§ PROBLEM: Output all of the data below exactly as given.

-------- GIVEN ENTRIES

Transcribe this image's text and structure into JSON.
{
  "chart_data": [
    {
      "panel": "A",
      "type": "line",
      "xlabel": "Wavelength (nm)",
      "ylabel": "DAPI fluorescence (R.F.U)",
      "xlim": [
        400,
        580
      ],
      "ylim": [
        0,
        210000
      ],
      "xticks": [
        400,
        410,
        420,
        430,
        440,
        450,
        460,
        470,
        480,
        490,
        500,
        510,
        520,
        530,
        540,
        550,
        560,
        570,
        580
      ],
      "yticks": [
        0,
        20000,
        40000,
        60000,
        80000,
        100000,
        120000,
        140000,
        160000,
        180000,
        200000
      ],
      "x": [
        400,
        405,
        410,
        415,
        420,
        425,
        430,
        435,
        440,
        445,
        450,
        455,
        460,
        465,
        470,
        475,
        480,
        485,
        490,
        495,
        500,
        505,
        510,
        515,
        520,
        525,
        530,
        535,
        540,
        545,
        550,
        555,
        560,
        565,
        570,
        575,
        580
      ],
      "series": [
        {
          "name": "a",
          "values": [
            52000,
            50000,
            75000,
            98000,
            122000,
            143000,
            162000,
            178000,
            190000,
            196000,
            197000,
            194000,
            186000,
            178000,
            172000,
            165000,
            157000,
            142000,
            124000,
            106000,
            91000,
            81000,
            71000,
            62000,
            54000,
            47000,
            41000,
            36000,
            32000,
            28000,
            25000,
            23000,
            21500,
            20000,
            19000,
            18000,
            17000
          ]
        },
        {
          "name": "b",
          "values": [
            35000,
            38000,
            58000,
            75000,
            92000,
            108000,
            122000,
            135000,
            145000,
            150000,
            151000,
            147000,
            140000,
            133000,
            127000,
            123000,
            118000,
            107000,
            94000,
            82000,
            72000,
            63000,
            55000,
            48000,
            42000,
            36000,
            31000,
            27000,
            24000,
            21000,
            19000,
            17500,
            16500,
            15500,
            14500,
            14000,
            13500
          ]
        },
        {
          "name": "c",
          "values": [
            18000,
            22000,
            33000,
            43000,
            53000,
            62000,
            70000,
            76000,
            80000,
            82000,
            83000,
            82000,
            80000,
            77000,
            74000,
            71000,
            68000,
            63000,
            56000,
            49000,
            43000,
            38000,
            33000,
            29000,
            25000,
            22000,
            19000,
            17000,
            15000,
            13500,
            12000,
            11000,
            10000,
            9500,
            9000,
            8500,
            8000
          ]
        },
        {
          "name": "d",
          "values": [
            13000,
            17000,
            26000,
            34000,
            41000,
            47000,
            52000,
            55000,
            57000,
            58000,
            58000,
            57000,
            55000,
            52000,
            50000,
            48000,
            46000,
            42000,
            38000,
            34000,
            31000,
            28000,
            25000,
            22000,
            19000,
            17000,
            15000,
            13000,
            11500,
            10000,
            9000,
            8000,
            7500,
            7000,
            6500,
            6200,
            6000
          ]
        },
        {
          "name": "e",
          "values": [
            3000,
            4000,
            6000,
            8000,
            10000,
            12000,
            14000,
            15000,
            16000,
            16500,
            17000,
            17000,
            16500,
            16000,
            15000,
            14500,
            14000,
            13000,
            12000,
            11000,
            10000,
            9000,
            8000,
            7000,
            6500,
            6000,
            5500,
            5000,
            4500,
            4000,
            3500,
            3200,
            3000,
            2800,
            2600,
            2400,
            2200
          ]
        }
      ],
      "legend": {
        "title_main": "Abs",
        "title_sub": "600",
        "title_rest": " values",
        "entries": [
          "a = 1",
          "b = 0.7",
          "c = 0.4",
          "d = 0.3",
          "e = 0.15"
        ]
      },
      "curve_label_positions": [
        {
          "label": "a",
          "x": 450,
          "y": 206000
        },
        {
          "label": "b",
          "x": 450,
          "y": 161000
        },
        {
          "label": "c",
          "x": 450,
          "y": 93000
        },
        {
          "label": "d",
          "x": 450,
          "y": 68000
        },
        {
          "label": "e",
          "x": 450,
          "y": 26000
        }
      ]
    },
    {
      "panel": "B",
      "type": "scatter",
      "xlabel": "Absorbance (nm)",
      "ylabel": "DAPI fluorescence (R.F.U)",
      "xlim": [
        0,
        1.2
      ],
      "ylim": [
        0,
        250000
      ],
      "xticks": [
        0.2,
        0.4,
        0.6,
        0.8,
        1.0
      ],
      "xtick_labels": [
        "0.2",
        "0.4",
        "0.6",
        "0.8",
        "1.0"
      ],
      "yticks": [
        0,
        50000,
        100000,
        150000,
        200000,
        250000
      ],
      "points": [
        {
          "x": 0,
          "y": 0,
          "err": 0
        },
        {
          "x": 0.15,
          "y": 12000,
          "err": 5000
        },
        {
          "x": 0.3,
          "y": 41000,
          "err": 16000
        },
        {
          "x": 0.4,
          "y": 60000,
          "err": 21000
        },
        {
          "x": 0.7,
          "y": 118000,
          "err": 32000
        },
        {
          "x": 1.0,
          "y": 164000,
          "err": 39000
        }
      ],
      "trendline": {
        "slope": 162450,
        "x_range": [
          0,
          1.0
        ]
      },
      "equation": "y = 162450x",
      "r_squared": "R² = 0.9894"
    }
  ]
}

----------------

§ ANSWER BELOW:
Transcribe this image's text and structure into JSON.
{
  "chart_data": [
    {
      "panel": "A",
      "type": "line",
      "xlabel": "Wavelength (nm)",
      "ylabel": "DAPI fluorescence (R.F.U)",
      "xlim": [
        400,
        580
      ],
      "ylim": [
        0,
        210000
      ],
      "xticks": [
        400,
        410,
        420,
        430,
        440,
        450,
        460,
        470,
        480,
        490,
        500,
        510,
        520,
        530,
        540,
        550,
        560,
        570,
        580
      ],
      "yticks": [
        0,
        20000,
        40000,
        60000,
        80000,
        100000,
        120000,
        140000,
        160000,
        180000,
        200000
      ],
      "x": [
        400,
        405,
        410,
        415,
        420,
        425,
        430,
        435,
        440,
        445,
        450,
        455,
        460,
        465,
        470,
        475,
        480,
        485,
        490,
        495,
        500,
        505,
        510,
        515,
        520,
        525,
        530,
        535,
        540,
        545,
        550,
        555,
        560,
        565,
        570,
        575,
        580
      ],
      "series": [
        {
          "name": "a",
          "values": [
            52000,
            50000,
            75000,
            98000,
            122000,
            143000,
            162000,
            178000,
            190000,
            196000,
            197000,
            194000,
            186000,
            178000,
            172000,
            165000,
            157000,
            142000,
            124000,
            106000,
            91000,
            81000,
            71000,
            62000,
            54000,
            47000,
            41000,
            36000,
            32000,
            28000,
            25000,
            23000,
            21500,
            20000,
            19000,
            18000,
            17000
          ]
        },
        {
          "name": "b",
          "values": [
            35000,
            38000,
            58000,
            75000,
            92000,
            108000,
            122000,
            135000,
            145000,
            150000,
            151000,
            147000,
            140000,
            133000,
            127000,
            123000,
            118000,
            107000,
            94000,
            82000,
            72000,
            63000,
            55000,
            48000,
            42000,
            36000,
            31000,
            27000,
            24000,
            21000,
            19000,
            17500,
            16500,
            15500,
            14500,
            14000,
            13500
          ]
        },
        {
          "name": "c",
          "values": [
            18000,
            22000,
            33000,
            43000,
            53000,
            62000,
            70000,
            76000,
            80000,
            82000,
            83000,
            82000,
            80000,
            77000,
            74000,
            71000,
            68000,
            63000,
            56000,
            49000,
            43000,
            38000,
            33000,
            29000,
            25000,
            22000,
            19000,
            17000,
            15000,
            13500,
            12000,
            11000,
            10000,
            9500,
            9000,
            8500,
            8000
          ]
        },
        {
          "name": "d",
          "values": [
            13000,
            17000,
            26000,
            34000,
            41000,
            47000,
            52000,
            55000,
            57000,
            58000,
            58000,
            57000,
            55000,
            52000,
            50000,
            48000,
            46000,
            42000,
            38000,
            34000,
            31000,
            28000,
            25000,
            22000,
            19000,
            17000,
            15000,
            13000,
            11500,
            10000,
            9000,
            8000,
            7500,
            7000,
            6500,
            6200,
            6000
          ]
        },
        {
          "name": "e",
          "values": [
            3000,
            4000,
            6000,
            8000,
            10000,
            12000,
            14000,
            15000,
            16000,
            16500,
            17000,
            17000,
            16500,
            16000,
            15000,
            14500,
            14000,
            13000,
            12000,
            11000,
            10000,
            9000,
            8000,
            7000,
            6500,
            6000,
            5500,
            5000,
            4500,
            4000,
            3500,
            3200,
            3000,
            2800,
            2600,
            2400,
            2200
          ]
        }
      ],
      "legend": {
        "title_main": "Abs",
        "title_sub": "600",
        "title_rest": " values",
        "entries": [
          "a = 1",
          "b = 0.7",
          "c = 0.4",
          "d = 0.3",
          "e = 0.15"
        ]
      },
      "curve_label_positions": [
        {
          "label": "a",
          "x": 450,
          "y": 206000
        },
        {
          "label": "b",
          "x": 450,
          "y": 161000
        },
        {
          "label": "c",
          "x": 450,
          "y": 93000
        },
        {
          "label": "d",
          "x": 450,
          "y": 68000
        },
        {
          "label": "e",
          "x": 450,
          "y": 26000
        }
      ]
    },
    {
      "panel": "B",
      "type": "scatter",
      "xlabel": "Absorbance (nm)",
      "ylabel": "DAPI fluorescence (R.F.U)",
      "xlim": [
        0,
        1.2
      ],
      "ylim": [
        0,
        250000
      ],
      "xticks": [
        0.2,
        0.4,
        0.6,
        0.8,
        1.0
      ],
      "xtick_labels": [
        "0.2",
        "0.4",
        "0.6",
        "0.8",
        "1.0"
      ],
      "yticks": [
        0,
        50000,
        100000,
        150000,
        200000,
        250000
      ],
      "points": [
        {
          "x": 0,
          "y": 0,
          "err": 0
        },
        {
          "x": 0.15,
          "y": 12000,
          "err": 5000
        },
        {
          "x": 0.3,
          "y": 41000,
          "err": 16000
        },
        {
          "x": 0.4,
          "y": 60000,
          "err": 21000
        },
        {
          "x": 0.7,
          "y": 118000,
          "err": 32000
        },
        {
          "x": 1.0,
          "y": 164000,
          "err": 39000
        }
      ],
      "trendline": {
        "slope": 162450,
        "x_range": [
          0,
          1.0
        ]
      },
      "equation": "y = 162450x",
      "r_squared": "R² = 0.9894"
    }
  ]
}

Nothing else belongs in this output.